## Instructions to follow
Write out each line from the data below that includes the word "нейрона".

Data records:
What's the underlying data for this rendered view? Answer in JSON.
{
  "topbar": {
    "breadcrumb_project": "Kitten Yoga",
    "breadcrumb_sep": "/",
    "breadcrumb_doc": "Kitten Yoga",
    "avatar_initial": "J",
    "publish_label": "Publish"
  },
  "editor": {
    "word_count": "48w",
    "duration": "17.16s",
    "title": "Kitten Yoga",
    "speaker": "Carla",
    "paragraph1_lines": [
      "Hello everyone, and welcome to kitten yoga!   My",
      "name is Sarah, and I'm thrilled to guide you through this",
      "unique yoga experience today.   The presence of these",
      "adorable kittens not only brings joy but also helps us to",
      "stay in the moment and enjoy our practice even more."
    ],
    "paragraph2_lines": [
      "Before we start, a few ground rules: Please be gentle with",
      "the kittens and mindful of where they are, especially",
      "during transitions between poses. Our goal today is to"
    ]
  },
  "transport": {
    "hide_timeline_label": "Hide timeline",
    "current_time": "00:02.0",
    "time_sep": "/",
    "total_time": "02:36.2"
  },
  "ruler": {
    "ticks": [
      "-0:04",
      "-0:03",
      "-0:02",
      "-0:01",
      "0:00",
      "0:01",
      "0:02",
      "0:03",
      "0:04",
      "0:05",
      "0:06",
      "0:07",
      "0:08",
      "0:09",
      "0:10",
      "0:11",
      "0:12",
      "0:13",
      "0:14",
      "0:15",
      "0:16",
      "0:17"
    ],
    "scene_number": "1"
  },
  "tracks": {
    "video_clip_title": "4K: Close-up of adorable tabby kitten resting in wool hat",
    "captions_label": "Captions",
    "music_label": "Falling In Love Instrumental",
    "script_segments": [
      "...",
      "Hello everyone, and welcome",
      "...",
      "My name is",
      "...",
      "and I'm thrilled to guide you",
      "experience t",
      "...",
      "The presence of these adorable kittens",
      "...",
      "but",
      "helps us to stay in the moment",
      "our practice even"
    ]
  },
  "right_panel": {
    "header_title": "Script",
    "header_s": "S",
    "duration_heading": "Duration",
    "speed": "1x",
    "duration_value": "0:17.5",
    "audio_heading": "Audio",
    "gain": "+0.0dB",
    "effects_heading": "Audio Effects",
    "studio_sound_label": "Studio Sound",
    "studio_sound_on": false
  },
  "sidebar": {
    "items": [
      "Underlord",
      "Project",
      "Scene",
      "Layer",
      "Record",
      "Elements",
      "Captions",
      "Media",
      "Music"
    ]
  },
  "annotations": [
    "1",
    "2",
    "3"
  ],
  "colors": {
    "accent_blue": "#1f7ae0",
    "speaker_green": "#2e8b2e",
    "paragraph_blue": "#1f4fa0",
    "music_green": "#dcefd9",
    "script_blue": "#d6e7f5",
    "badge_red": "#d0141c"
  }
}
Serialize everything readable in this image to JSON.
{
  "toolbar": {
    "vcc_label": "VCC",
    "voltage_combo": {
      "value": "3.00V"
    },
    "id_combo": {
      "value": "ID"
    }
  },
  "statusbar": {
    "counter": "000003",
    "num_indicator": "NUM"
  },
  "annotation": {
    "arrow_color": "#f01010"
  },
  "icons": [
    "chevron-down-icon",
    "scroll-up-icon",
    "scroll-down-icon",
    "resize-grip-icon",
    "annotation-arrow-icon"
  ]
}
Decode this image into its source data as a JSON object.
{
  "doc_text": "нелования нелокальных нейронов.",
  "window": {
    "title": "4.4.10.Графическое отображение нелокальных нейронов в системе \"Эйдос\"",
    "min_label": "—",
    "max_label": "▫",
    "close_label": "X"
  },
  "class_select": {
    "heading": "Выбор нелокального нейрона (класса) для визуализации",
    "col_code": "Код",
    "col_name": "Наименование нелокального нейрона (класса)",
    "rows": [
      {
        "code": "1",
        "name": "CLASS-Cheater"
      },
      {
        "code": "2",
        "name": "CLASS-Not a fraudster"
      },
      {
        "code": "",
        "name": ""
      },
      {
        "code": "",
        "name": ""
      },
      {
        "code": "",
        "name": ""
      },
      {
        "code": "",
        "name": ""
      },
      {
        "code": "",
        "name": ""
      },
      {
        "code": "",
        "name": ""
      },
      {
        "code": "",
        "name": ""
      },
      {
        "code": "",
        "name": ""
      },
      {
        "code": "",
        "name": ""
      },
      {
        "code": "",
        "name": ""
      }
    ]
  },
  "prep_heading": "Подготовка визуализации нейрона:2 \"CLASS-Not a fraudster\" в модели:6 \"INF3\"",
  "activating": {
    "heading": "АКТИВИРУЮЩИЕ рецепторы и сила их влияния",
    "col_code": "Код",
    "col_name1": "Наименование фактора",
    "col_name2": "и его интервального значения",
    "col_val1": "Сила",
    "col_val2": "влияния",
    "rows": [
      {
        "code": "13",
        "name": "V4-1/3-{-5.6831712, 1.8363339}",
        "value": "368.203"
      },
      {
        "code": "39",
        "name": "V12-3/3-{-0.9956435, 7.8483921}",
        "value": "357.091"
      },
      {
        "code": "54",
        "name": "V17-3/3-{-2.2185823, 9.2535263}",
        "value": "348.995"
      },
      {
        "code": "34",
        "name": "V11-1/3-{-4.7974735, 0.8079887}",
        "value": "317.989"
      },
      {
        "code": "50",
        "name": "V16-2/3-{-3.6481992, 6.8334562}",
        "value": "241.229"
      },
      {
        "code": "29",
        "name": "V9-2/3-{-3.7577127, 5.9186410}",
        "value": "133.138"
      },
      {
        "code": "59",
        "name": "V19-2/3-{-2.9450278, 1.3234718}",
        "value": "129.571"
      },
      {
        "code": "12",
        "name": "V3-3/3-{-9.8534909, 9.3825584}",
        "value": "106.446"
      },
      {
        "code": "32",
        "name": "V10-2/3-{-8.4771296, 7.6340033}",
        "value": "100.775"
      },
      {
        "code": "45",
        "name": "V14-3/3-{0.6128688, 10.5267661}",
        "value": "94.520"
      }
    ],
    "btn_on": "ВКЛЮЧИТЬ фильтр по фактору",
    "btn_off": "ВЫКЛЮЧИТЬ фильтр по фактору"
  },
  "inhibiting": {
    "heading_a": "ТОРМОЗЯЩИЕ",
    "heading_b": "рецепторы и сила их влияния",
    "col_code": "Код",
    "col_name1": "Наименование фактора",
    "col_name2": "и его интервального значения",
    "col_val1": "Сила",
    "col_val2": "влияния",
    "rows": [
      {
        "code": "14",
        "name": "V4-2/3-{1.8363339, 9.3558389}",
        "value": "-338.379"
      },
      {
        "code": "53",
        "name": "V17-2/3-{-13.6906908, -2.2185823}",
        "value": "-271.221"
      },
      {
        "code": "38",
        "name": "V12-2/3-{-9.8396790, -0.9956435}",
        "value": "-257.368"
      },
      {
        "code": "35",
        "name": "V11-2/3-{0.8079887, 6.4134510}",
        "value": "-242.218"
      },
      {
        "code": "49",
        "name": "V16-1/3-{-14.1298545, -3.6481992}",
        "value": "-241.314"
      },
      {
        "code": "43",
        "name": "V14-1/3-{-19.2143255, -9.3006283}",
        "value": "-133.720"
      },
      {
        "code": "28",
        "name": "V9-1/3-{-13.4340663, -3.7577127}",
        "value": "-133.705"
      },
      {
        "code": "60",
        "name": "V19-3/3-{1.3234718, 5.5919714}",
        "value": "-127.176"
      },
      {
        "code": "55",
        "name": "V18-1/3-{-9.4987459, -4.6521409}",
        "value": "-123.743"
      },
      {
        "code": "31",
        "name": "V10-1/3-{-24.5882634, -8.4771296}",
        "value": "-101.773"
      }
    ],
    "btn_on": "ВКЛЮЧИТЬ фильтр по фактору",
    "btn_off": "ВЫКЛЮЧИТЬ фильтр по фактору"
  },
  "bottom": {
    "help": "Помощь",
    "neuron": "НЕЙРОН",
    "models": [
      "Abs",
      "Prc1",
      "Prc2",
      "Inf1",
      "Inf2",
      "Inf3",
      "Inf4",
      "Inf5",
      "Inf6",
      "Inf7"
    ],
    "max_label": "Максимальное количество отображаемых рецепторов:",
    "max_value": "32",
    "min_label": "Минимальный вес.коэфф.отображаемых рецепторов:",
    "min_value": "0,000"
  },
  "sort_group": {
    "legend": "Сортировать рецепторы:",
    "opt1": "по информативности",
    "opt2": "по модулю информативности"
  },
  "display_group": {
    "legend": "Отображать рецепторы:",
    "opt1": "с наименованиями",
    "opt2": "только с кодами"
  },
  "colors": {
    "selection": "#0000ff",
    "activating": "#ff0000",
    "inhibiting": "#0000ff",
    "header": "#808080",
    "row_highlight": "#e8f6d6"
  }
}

## Complete response
    "heading": "Выбор нелокального нейрона (класса) для визуализации",
    "col_name": "Наименование нелокального нейрона (класса)",
  "prep_heading": "Подготовка визуализации нейрона:2 \"CLASS-Not a fraudster\" в модели:6 \"INF3\"",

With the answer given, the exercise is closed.